__EXERCISE MATERIAL__.
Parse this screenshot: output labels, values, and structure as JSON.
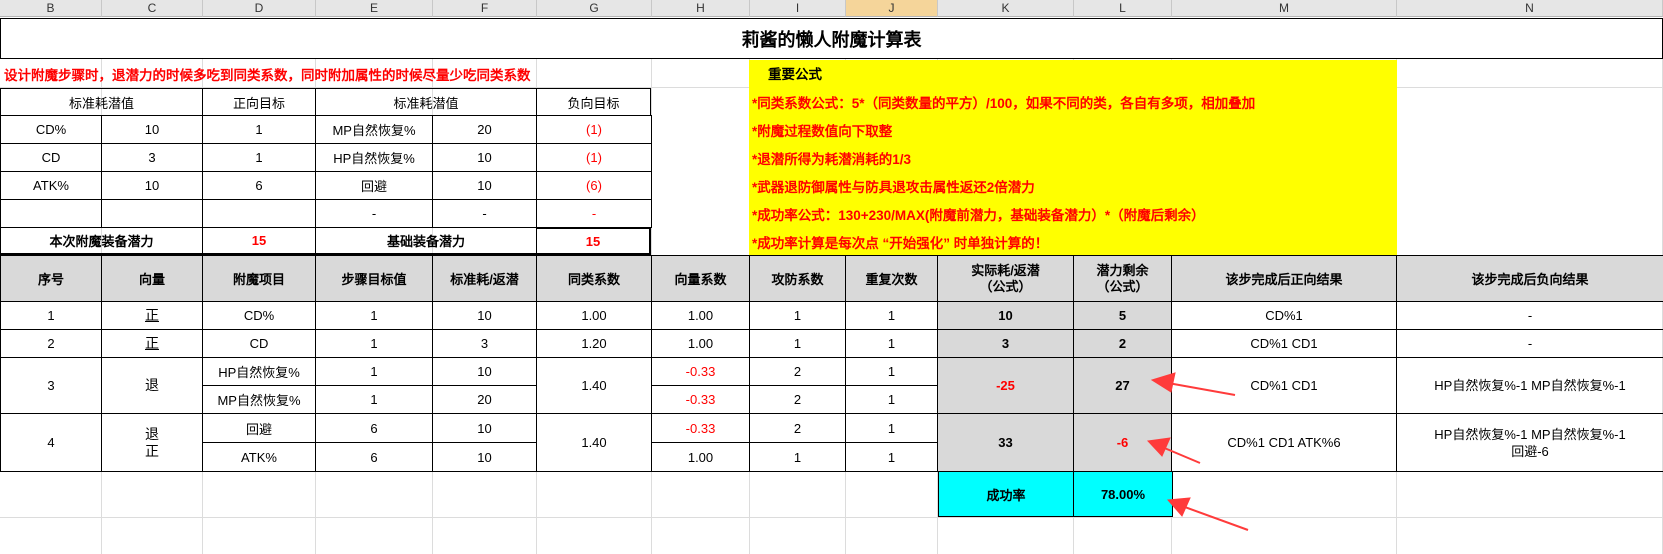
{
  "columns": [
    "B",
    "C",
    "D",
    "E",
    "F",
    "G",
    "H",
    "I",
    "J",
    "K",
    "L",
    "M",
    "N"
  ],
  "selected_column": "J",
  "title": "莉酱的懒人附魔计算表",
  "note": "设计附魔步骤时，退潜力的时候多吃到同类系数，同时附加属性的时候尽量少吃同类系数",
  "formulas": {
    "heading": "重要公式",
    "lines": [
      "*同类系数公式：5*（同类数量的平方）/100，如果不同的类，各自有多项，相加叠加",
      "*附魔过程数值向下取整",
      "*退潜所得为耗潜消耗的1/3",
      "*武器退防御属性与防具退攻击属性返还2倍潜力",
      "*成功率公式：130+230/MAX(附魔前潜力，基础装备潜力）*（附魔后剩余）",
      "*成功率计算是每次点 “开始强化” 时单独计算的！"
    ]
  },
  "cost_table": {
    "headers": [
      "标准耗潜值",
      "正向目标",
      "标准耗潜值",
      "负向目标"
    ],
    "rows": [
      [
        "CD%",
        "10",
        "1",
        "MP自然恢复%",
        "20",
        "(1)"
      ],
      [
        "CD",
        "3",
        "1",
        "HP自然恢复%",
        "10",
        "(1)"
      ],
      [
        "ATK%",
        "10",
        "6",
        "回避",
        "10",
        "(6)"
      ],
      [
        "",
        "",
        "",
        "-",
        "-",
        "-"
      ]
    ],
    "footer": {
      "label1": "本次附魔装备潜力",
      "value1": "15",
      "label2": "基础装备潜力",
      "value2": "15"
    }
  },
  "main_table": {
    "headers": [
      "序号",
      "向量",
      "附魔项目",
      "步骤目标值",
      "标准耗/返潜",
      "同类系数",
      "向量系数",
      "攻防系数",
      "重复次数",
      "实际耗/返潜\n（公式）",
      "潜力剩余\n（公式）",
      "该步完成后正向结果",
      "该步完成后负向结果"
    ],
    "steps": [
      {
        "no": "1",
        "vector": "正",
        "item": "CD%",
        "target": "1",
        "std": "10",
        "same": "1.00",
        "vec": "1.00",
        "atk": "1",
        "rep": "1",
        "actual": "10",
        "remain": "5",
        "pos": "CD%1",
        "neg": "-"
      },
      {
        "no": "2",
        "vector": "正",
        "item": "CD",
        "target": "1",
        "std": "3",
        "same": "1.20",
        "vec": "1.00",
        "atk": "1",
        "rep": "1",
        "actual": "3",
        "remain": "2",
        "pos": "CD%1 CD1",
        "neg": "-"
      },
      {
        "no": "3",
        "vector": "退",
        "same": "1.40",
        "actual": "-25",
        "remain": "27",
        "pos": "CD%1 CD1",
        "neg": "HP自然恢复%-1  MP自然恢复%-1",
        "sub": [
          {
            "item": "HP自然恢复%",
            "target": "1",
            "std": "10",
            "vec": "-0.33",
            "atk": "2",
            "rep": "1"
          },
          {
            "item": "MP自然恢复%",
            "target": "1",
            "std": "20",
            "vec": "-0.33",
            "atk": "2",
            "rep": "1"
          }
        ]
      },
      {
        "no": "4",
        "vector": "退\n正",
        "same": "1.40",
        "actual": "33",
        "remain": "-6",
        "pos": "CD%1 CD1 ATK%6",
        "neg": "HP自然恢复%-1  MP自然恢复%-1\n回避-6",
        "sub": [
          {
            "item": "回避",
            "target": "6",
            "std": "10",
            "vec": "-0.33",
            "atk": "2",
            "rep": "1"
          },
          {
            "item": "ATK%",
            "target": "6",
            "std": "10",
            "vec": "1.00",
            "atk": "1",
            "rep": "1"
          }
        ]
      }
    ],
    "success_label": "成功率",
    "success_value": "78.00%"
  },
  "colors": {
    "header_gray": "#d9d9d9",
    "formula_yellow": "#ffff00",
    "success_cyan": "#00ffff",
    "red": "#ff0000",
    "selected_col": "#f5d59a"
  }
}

__EXERCISE DIRECTIONS__. Make an exact copy of every record, pictures excluded.

__OUTPUT FOR THIS TASK__.
Parse this screenshot: output labels, values, and structure as JSON.
{
  "columns": [
    "B",
    "C",
    "D",
    "E",
    "F",
    "G",
    "H",
    "I",
    "J",
    "K",
    "L",
    "M",
    "N"
  ],
  "selected_column": "J",
  "title": "莉酱的懒人附魔计算表",
  "note": "设计附魔步骤时，退潜力的时候多吃到同类系数，同时附加属性的时候尽量少吃同类系数",
  "formulas": {
    "heading": "重要公式",
    "lines": [
      "*同类系数公式：5*（同类数量的平方）/100，如果不同的类，各自有多项，相加叠加",
      "*附魔过程数值向下取整",
      "*退潜所得为耗潜消耗的1/3",
      "*武器退防御属性与防具退攻击属性返还2倍潜力",
      "*成功率公式：130+230/MAX(附魔前潜力，基础装备潜力）*（附魔后剩余）",
      "*成功率计算是每次点 “开始强化” 时单独计算的！"
    ]
  },
  "cost_table": {
    "headers": [
      "标准耗潜值",
      "正向目标",
      "标准耗潜值",
      "负向目标"
    ],
    "rows": [
      [
        "CD%",
        "10",
        "1",
        "MP自然恢复%",
        "20",
        "(1)"
      ],
      [
        "CD",
        "3",
        "1",
        "HP自然恢复%",
        "10",
        "(1)"
      ],
      [
        "ATK%",
        "10",
        "6",
        "回避",
        "10",
        "(6)"
      ],
      [
        "",
        "",
        "",
        "-",
        "-",
        "-"
      ]
    ],
    "footer": {
      "label1": "本次附魔装备潜力",
      "value1": "15",
      "label2": "基础装备潜力",
      "value2": "15"
    }
  },
  "main_table": {
    "headers": [
      "序号",
      "向量",
      "附魔项目",
      "步骤目标值",
      "标准耗/返潜",
      "同类系数",
      "向量系数",
      "攻防系数",
      "重复次数",
      "实际耗/返潜\n（公式）",
      "潜力剩余\n（公式）",
      "该步完成后正向结果",
      "该步完成后负向结果"
    ],
    "steps": [
      {
        "no": "1",
        "vector": "正",
        "item": "CD%",
        "target": "1",
        "std": "10",
        "same": "1.00",
        "vec": "1.00",
        "atk": "1",
        "rep": "1",
        "actual": "10",
        "remain": "5",
        "pos": "CD%1",
        "neg": "-"
      },
      {
        "no": "2",
        "vector": "正",
        "item": "CD",
        "target": "1",
        "std": "3",
        "same": "1.20",
        "vec": "1.00",
        "atk": "1",
        "rep": "1",
        "actual": "3",
        "remain": "2",
        "pos": "CD%1 CD1",
        "neg": "-"
      },
      {
        "no": "3",
        "vector": "退",
        "same": "1.40",
        "actual": "-25",
        "remain": "27",
        "pos": "CD%1 CD1",
        "neg": "HP自然恢复%-1  MP自然恢复%-1",
        "sub": [
          {
            "item": "HP自然恢复%",
            "target": "1",
            "std": "10",
            "vec": "-0.33",
            "atk": "2",
            "rep": "1"
          },
          {
            "item": "MP自然恢复%",
            "target": "1",
            "std": "20",
            "vec": "-0.33",
            "atk": "2",
            "rep": "1"
          }
        ]
      },
      {
        "no": "4",
        "vector": "退\n正",
        "same": "1.40",
        "actual": "33",
        "remain": "-6",
        "pos": "CD%1 CD1 ATK%6",
        "neg": "HP自然恢复%-1  MP自然恢复%-1\n回避-6",
        "sub": [
          {
            "item": "回避",
            "target": "6",
            "std": "10",
            "vec": "-0.33",
            "atk": "2",
            "rep": "1"
          },
          {
            "item": "ATK%",
            "target": "6",
            "std": "10",
            "vec": "1.00",
            "atk": "1",
            "rep": "1"
          }
        ]
      }
    ],
    "success_label": "成功率",
    "success_value": "78.00%"
  },
  "colors": {
    "header_gray": "#d9d9d9",
    "formula_yellow": "#ffff00",
    "success_cyan": "#00ffff",
    "red": "#ff0000",
    "selected_col": "#f5d59a"
  }
}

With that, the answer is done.